__Set problem__
How many lines in the records contain the string "down"? Reply with the number alone.
— Start of Input data —
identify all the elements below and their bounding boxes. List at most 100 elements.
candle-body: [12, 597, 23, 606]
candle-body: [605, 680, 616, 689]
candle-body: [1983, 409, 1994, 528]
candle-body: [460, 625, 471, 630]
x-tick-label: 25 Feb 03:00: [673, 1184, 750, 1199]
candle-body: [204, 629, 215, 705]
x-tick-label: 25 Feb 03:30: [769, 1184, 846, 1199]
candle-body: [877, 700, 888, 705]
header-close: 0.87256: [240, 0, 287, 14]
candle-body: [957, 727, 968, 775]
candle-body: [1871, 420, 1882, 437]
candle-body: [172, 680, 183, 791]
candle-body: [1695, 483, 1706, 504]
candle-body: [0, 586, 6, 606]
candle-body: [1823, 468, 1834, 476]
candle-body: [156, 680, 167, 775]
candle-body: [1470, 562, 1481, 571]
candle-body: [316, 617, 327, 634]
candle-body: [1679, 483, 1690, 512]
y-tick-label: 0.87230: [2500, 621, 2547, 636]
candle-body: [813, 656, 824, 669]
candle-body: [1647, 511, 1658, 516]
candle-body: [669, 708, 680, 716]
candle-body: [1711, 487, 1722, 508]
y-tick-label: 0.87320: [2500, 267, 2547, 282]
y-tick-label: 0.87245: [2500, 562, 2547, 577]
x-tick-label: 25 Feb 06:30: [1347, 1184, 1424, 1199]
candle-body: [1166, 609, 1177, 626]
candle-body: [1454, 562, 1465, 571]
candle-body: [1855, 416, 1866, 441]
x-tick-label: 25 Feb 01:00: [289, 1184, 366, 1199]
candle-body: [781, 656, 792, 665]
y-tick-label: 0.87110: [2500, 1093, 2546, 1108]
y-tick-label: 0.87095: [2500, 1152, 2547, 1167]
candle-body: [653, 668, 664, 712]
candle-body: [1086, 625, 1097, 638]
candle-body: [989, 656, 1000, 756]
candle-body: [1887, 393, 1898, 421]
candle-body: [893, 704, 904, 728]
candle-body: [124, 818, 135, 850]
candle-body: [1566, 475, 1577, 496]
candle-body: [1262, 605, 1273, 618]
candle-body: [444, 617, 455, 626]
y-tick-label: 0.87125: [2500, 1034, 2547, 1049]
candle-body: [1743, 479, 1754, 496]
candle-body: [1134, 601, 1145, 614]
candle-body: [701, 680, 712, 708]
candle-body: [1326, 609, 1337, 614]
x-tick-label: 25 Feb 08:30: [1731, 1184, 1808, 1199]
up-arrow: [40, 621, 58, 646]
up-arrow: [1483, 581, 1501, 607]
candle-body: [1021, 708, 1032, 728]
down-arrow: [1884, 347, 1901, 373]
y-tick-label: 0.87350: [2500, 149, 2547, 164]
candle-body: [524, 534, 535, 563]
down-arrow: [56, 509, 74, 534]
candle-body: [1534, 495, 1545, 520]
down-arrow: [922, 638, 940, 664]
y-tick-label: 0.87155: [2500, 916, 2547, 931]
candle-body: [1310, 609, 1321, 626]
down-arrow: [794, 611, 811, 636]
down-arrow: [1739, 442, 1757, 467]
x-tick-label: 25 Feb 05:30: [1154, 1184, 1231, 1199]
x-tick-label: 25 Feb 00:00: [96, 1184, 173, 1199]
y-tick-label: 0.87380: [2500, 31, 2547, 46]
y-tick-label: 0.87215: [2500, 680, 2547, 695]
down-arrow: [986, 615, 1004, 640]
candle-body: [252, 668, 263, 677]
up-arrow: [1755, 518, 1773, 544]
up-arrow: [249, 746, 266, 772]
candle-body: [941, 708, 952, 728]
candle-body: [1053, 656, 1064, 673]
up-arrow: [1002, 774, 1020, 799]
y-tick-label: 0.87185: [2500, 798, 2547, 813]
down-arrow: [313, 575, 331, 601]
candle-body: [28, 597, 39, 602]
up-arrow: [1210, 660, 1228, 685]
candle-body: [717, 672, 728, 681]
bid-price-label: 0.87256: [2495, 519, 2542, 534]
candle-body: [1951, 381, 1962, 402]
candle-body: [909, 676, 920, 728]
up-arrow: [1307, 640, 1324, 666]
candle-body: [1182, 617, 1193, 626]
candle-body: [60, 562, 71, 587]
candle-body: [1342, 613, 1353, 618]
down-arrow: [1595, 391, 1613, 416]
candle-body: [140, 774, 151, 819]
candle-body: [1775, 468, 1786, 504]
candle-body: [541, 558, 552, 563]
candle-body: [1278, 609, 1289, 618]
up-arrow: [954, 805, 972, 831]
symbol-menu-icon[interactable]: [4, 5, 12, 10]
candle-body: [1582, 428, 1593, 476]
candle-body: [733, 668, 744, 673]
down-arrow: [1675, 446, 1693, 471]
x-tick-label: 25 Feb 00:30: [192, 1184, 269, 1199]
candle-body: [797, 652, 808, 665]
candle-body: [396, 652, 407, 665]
— End of Input data —
__Right answer__
9